Stored data entries:
--------------------------------------------------

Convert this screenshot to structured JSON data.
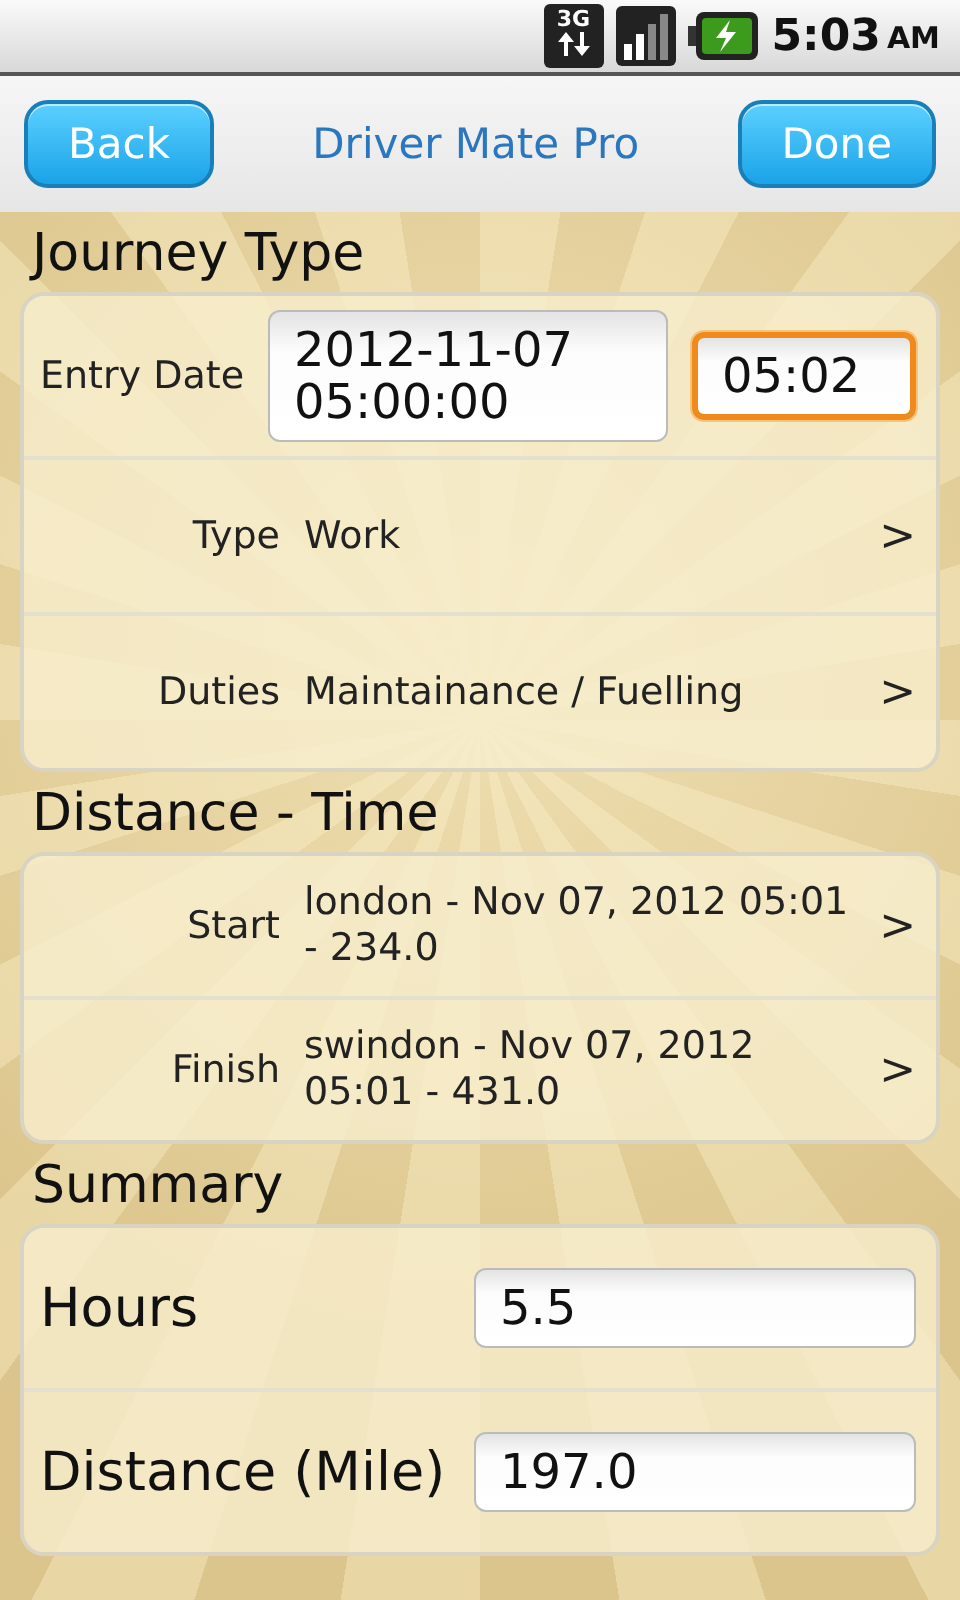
{
  "status_bar": {
    "network": "3G",
    "time": "5:03",
    "ampm": "AM"
  },
  "header": {
    "back": "Back",
    "title": "Driver Mate Pro",
    "done": "Done"
  },
  "journey": {
    "heading": "Journey Type",
    "entry_date": {
      "label": "Entry Date",
      "date": "2012-11-07 05:00:00",
      "time": "05:02",
      "date_focused": false,
      "time_focused": true
    },
    "rows": [
      {
        "label": "Type",
        "value": "Work",
        "chevron": ">"
      },
      {
        "label": "Duties",
        "value": "Maintainance / Fuelling",
        "chevron": ">"
      }
    ]
  },
  "distance": {
    "heading": "Distance - Time",
    "rows": [
      {
        "label": "Start",
        "value": "london - Nov 07, 2012 05:01 - 234.0",
        "chevron": ">"
      },
      {
        "label": "Finish",
        "value": "swindon - Nov 07, 2012 05:01 - 431.0",
        "chevron": ">"
      }
    ]
  },
  "summary": {
    "heading": "Summary",
    "fields": [
      {
        "label": "Hours",
        "value": "5.5",
        "focused": false
      },
      {
        "label": "Distance (Mile)",
        "value": "197.0",
        "focused": false
      }
    ]
  }
}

--------------------------------------------------

#### EXERCISE DESCRIPTION:
Restate every record exactly, please; do not copy the pictures.

#### RESPONSE TO THE EXERCISE:
Convert this screenshot to structured JSON data.
{
  "status_bar": {
    "network": "3G",
    "time": "5:03",
    "ampm": "AM"
  },
  "header": {
    "back": "Back",
    "title": "Driver Mate Pro",
    "done": "Done"
  },
  "journey": {
    "heading": "Journey Type",
    "entry_date": {
      "label": "Entry Date",
      "date": "2012-11-07 05:00:00",
      "time": "05:02",
      "date_focused": false,
      "time_focused": true
    },
    "rows": [
      {
        "label": "Type",
        "value": "Work",
        "chevron": ">"
      },
      {
        "label": "Duties",
        "value": "Maintainance / Fuelling",
        "chevron": ">"
      }
    ]
  },
  "distance": {
    "heading": "Distance - Time",
    "rows": [
      {
        "label": "Start",
        "value": "london - Nov 07, 2012 05:01 - 234.0",
        "chevron": ">"
      },
      {
        "label": "Finish",
        "value": "swindon - Nov 07, 2012 05:01 - 431.0",
        "chevron": ">"
      }
    ]
  },
  "summary": {
    "heading": "Summary",
    "fields": [
      {
        "label": "Hours",
        "value": "5.5",
        "focused": false
      },
      {
        "label": "Distance (Mile)",
        "value": "197.0",
        "focused": false
      }
    ]
  }
}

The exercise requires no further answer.